• EXERCISE:
Look for the string "설명하고" in the lines and copy each line that has it.

• MATERIAL FOR THE TASK:
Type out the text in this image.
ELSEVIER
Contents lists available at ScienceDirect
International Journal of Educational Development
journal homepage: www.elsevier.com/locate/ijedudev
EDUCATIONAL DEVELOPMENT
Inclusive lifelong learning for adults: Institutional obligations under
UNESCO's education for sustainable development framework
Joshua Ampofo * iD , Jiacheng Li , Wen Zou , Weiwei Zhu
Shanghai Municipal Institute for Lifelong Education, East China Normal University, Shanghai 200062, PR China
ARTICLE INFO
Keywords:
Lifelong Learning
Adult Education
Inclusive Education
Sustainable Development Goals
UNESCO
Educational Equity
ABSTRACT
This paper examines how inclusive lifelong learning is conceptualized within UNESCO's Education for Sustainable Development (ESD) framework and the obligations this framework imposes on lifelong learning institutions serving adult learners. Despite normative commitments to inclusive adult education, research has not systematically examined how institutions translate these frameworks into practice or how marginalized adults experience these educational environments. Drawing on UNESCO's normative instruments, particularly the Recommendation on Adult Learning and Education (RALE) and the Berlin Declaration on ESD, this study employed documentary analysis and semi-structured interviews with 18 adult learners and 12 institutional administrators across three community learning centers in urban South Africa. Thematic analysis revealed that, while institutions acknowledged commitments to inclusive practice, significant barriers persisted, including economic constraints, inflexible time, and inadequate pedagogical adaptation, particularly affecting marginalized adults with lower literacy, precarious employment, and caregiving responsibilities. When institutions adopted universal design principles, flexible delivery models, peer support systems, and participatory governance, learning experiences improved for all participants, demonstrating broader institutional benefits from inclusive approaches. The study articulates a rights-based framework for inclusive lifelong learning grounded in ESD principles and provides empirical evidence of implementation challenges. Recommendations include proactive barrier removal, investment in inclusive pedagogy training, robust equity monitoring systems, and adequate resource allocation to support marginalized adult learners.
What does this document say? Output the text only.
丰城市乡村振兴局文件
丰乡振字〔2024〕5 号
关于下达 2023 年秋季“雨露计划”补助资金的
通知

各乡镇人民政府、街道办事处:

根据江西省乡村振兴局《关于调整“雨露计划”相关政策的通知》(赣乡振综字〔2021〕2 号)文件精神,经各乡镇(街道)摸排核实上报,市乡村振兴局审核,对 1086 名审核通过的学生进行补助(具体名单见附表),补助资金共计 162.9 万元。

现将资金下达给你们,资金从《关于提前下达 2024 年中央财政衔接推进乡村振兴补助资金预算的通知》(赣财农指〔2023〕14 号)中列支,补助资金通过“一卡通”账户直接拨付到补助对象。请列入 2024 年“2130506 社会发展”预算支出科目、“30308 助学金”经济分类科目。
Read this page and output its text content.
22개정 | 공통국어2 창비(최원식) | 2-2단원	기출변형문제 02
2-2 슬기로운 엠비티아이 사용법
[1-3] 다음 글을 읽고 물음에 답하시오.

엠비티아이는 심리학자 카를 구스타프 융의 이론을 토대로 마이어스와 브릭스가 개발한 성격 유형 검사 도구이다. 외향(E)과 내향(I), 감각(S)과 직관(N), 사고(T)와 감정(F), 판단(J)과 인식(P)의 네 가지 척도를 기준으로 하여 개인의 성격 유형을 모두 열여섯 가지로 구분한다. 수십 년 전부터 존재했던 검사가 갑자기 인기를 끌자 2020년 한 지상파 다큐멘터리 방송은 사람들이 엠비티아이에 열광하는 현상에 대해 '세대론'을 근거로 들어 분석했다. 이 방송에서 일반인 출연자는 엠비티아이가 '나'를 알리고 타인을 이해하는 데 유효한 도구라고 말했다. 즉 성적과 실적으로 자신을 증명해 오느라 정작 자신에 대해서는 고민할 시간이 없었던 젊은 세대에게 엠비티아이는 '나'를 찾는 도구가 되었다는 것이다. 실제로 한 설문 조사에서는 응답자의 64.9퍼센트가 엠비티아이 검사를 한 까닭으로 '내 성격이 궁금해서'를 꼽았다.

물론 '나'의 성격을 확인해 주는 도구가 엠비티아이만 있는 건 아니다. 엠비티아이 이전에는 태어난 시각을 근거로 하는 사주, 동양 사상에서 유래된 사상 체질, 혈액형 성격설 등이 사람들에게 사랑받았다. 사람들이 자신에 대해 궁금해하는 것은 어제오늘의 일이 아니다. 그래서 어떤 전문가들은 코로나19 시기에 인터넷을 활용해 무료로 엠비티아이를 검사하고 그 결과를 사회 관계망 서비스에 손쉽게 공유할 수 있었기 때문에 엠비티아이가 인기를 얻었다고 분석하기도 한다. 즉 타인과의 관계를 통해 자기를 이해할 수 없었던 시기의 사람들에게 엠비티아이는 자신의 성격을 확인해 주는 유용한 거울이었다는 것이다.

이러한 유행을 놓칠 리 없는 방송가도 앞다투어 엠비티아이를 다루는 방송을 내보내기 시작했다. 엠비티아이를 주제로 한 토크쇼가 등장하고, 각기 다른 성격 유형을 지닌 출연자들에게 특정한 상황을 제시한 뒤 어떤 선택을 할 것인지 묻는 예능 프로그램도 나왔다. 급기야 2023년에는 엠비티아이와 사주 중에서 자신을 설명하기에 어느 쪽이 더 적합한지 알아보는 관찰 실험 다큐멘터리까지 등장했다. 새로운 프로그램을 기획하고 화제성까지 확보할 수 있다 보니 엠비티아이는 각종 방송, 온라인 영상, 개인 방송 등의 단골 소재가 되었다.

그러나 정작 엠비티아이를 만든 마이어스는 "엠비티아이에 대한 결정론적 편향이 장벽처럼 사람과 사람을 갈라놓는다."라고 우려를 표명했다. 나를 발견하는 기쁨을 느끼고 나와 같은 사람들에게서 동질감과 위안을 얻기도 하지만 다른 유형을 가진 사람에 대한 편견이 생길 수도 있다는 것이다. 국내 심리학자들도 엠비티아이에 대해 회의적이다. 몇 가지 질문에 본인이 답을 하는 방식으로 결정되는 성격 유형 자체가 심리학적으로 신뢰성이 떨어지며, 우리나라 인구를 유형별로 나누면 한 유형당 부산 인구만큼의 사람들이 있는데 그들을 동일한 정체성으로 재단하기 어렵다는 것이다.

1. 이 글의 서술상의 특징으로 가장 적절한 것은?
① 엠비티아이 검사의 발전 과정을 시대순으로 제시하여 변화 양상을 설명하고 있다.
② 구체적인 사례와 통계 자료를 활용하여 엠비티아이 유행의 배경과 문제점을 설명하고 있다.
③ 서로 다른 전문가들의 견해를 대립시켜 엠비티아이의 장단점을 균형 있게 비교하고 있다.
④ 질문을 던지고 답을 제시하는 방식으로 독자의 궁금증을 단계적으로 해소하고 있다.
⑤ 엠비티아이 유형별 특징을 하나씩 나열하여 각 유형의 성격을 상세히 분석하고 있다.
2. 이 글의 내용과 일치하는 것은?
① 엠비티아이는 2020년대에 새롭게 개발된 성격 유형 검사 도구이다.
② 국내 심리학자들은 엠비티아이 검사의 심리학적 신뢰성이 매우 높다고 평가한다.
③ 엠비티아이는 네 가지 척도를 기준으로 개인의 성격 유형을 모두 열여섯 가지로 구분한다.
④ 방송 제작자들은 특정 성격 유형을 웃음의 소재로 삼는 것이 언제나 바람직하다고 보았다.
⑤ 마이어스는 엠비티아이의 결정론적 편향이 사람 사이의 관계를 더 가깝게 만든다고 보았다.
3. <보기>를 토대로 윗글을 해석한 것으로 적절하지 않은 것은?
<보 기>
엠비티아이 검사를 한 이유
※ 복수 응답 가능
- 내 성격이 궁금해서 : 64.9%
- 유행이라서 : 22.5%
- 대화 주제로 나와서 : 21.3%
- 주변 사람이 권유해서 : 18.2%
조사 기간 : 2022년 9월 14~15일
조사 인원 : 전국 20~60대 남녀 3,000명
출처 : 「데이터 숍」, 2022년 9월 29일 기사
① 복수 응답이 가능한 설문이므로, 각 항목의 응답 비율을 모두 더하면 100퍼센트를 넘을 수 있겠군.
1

• RESULT BELOW:
① 엠비티아이 검사의 발전 과정을 시대순으로 제시하여 변화 양상을 설명하고 있다.
② 구체적인 사례와 통계 자료를 활용하여 엠비티아이 유행의 배경과 문제점을 설명하고 있다.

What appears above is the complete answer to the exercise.